> [SUPPLIED DATA]:
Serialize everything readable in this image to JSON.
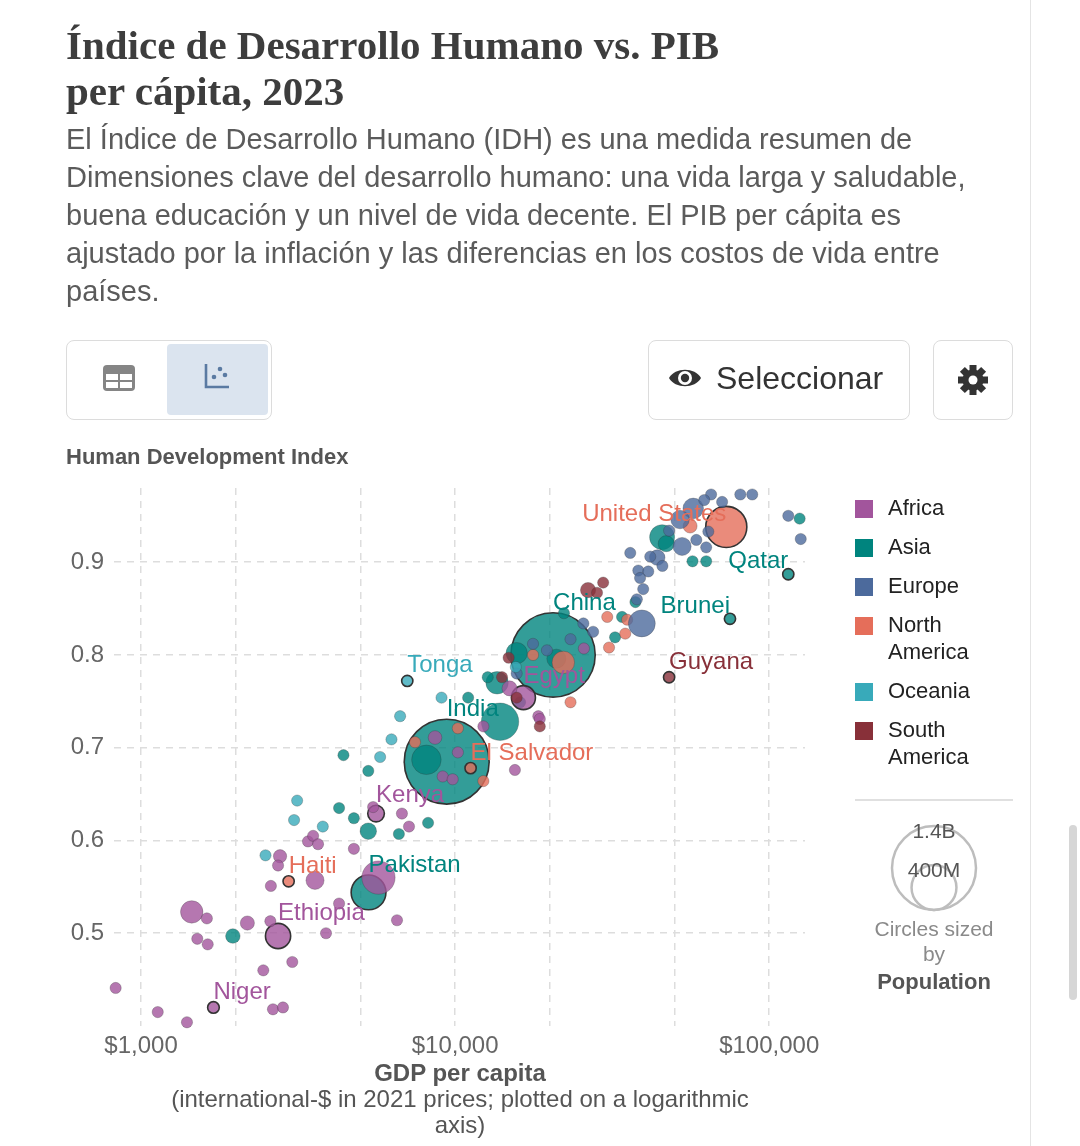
{
  "chart_data": {
    "type": "bubble",
    "title": "Índice de Desarrollo Humano vs. PIB per cápita, 2023",
    "subtitle": "El Índice de Desarrollo Humano (IDH) es una medida resumen de Dimensiones clave del desarrollo humano: una vida larga y saludable, buena educación y un nivel de vida decente. El PIB per cápita es ajustado por la inflación y las diferencias en los costos de vida entre países.",
    "xlabel": "GDP per capita (international-$ in 2021 prices; plotted on a logarithmic axis)",
    "ylabel": "Human Development Index",
    "log": "x",
    "xlim": [
      820,
      130000
    ],
    "ylim": [
      0.4,
      0.98
    ],
    "xticks": [
      {
        "value": 1000,
        "label": "$1,000"
      },
      {
        "value": 2000,
        "label": null
      },
      {
        "value": 5000,
        "label": null
      },
      {
        "value": 10000,
        "label": "$10,000"
      },
      {
        "value": 20000,
        "label": null
      },
      {
        "value": 50000,
        "label": null
      },
      {
        "value": 100000,
        "label": "$100,000"
      }
    ],
    "yticks": [
      0.5,
      0.6,
      0.7,
      0.8,
      0.9
    ],
    "grid": true,
    "legend": "right",
    "size_legend": [
      {
        "value": 1400,
        "label": "1.4B"
      },
      {
        "value": 400,
        "label": "400M"
      }
    ],
    "annotations": [
      "Seleccionar",
      "Circles sized by Population",
      {
        "text": "United States",
        "x": 73000,
        "y": 0.938
      },
      {
        "text": "Qatar",
        "x": 115000,
        "y": 0.887
      },
      {
        "text": "China",
        "x": 20500,
        "y": 0.8
      },
      {
        "text": "Brunei",
        "x": 75000,
        "y": 0.839
      },
      {
        "text": "Guyana",
        "x": 48000,
        "y": 0.776
      },
      {
        "text": "Tonga",
        "x": 7040,
        "y": 0.772
      },
      {
        "text": "Egypt",
        "x": 16500,
        "y": 0.754
      },
      {
        "text": "India",
        "x": 9400,
        "y": 0.685
      },
      {
        "text": "El Salvador",
        "x": 11200,
        "y": 0.678
      },
      {
        "text": "Kenya",
        "x": 5600,
        "y": 0.629
      },
      {
        "text": "Haiti",
        "x": 2950,
        "y": 0.556
      },
      {
        "text": "Pakistan",
        "x": 5300,
        "y": 0.544
      },
      {
        "text": "Ethiopia",
        "x": 2730,
        "y": 0.497
      },
      {
        "text": "Niger",
        "x": 1700,
        "y": 0.42
      }
    ],
    "series": [
      {
        "name": "Africa",
        "color": "#a2559c",
        "x": [
          5700,
          2730,
          16500,
          1450,
          3580,
          5600,
          14900,
          2180,
          8630,
          2770,
          830,
          1130,
          1400,
          1700,
          2630,
          2830,
          2450,
          3030,
          1620,
          1510,
          1630,
          2580,
          2590,
          3880,
          2730,
          3400,
          3530,
          3660,
          4760,
          4270,
          6530,
          5480,
          6770,
          7130,
          15500,
          10200,
          9130,
          9820,
          25700,
          18400,
          18600,
          12300
        ],
        "values": [
          0.56,
          0.497,
          0.754,
          0.523,
          0.557,
          0.629,
          0.764,
          0.511,
          0.711,
          0.583,
          0.441,
          0.415,
          0.404,
          0.42,
          0.418,
          0.42,
          0.46,
          0.469,
          0.516,
          0.494,
          0.488,
          0.513,
          0.551,
          0.5,
          0.573,
          0.599,
          0.605,
          0.596,
          0.591,
          0.532,
          0.514,
          0.636,
          0.629,
          0.615,
          0.676,
          0.695,
          0.669,
          0.666,
          0.807,
          0.734,
          0.731,
          0.723
        ],
        "sizes": [
          220,
          126,
          114,
          100,
          65,
          55,
          45,
          40,
          37,
          35,
          25,
          25,
          25,
          27,
          25,
          25,
          25,
          25,
          25,
          25,
          25,
          25,
          25,
          25,
          25,
          25,
          25,
          25,
          25,
          25,
          25,
          25,
          25,
          25,
          25,
          25,
          25,
          25,
          25,
          25,
          25,
          25
        ]
      },
      {
        "name": "Asia",
        "color": "#00847e",
        "x": [
          9400,
          20500,
          13900,
          5300,
          8100,
          45600,
          13600,
          15700,
          21000,
          5290,
          47000,
          1960,
          4410,
          5290,
          4270,
          4760,
          6620,
          8200,
          12700,
          22200,
          32300,
          34000,
          37500,
          75000,
          115000,
          57000,
          63000,
          125000,
          11000,
          16100
        ],
        "values": [
          0.685,
          0.8,
          0.728,
          0.544,
          0.687,
          0.927,
          0.77,
          0.802,
          0.796,
          0.61,
          0.92,
          0.497,
          0.692,
          0.675,
          0.635,
          0.624,
          0.607,
          0.619,
          0.776,
          0.845,
          0.819,
          0.841,
          0.857,
          0.839,
          0.887,
          0.901,
          0.901,
          0.947,
          0.754,
          0.749
        ],
        "sizes": [
          1430,
          1410,
          278,
          240,
          173,
          124,
          100,
          90,
          72,
          54,
          52,
          42,
          25,
          25,
          25,
          25,
          25,
          25,
          25,
          25,
          25,
          25,
          25,
          25,
          25,
          25,
          25,
          25,
          25,
          25
        ]
      },
      {
        "name": "Europe",
        "color": "#4c6a9c",
        "x": [
          39300,
          57300,
          52000,
          52800,
          44000,
          65300,
          80900,
          88300,
          70800,
          62100,
          115000,
          126000,
          58600,
          63000,
          64000,
          48000,
          36100,
          41800,
          45700,
          38300,
          41200,
          38800,
          39700,
          37900,
          27500,
          25600,
          23300,
          17700,
          19600,
          15700
        ],
        "values": [
          0.834,
          0.958,
          0.946,
          0.917,
          0.905,
          0.973,
          0.973,
          0.973,
          0.965,
          0.967,
          0.95,
          0.925,
          0.924,
          0.916,
          0.933,
          0.934,
          0.91,
          0.906,
          0.896,
          0.891,
          0.89,
          0.883,
          0.871,
          0.86,
          0.825,
          0.834,
          0.817,
          0.812,
          0.805,
          0.78
        ],
        "sizes": [
          144,
          84,
          68,
          65,
          48,
          25,
          25,
          25,
          25,
          25,
          25,
          25,
          25,
          25,
          25,
          25,
          25,
          25,
          25,
          25,
          25,
          25,
          25,
          25,
          25,
          25,
          25,
          25,
          25,
          25
        ]
      },
      {
        "name": "North America",
        "color": "#e56e5a",
        "x": [
          73000,
          22100,
          56000,
          2950,
          11200,
          12300,
          7450,
          10200,
          30500,
          35300,
          34800,
          30900,
          23300,
          17700
        ],
        "values": [
          0.938,
          0.792,
          0.939,
          0.556,
          0.678,
          0.664,
          0.706,
          0.721,
          0.841,
          0.838,
          0.823,
          0.808,
          0.749,
          0.8
        ],
        "sizes": [
          335,
          100,
          39,
          25,
          25,
          25,
          25,
          25,
          25,
          25,
          25,
          25,
          25,
          25
        ]
      },
      {
        "name": "Oceania",
        "color": "#38aaba",
        "x": [
          7040,
          6680,
          6270,
          5770,
          9050,
          3140,
          3070,
          3790,
          2490,
          15600
        ],
        "values": [
          0.772,
          0.734,
          0.709,
          0.69,
          0.754,
          0.643,
          0.622,
          0.615,
          0.584,
          0.787
        ],
        "sizes": [
          25,
          25,
          25,
          25,
          25,
          25,
          25,
          25,
          25,
          25
        ]
      },
      {
        "name": "South America",
        "color": "#883039",
        "x": [
          26500,
          48000,
          29600,
          28300,
          14800,
          15700,
          18600,
          14100
        ],
        "values": [
          0.87,
          0.776,
          0.878,
          0.867,
          0.797,
          0.754,
          0.723,
          0.776
        ],
        "sizes": [
          46,
          25,
          25,
          25,
          25,
          25,
          25,
          25
        ]
      }
    ]
  }
}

> [TASK]: Copy every line of the material in which the word "name" occurs.

> [RESULT BELOW]:
        "name": "Africa",
        "name": "Asia",
        "name": "Europe",
        "name": "North America",
        "name": "Oceania",
        "name": "South America",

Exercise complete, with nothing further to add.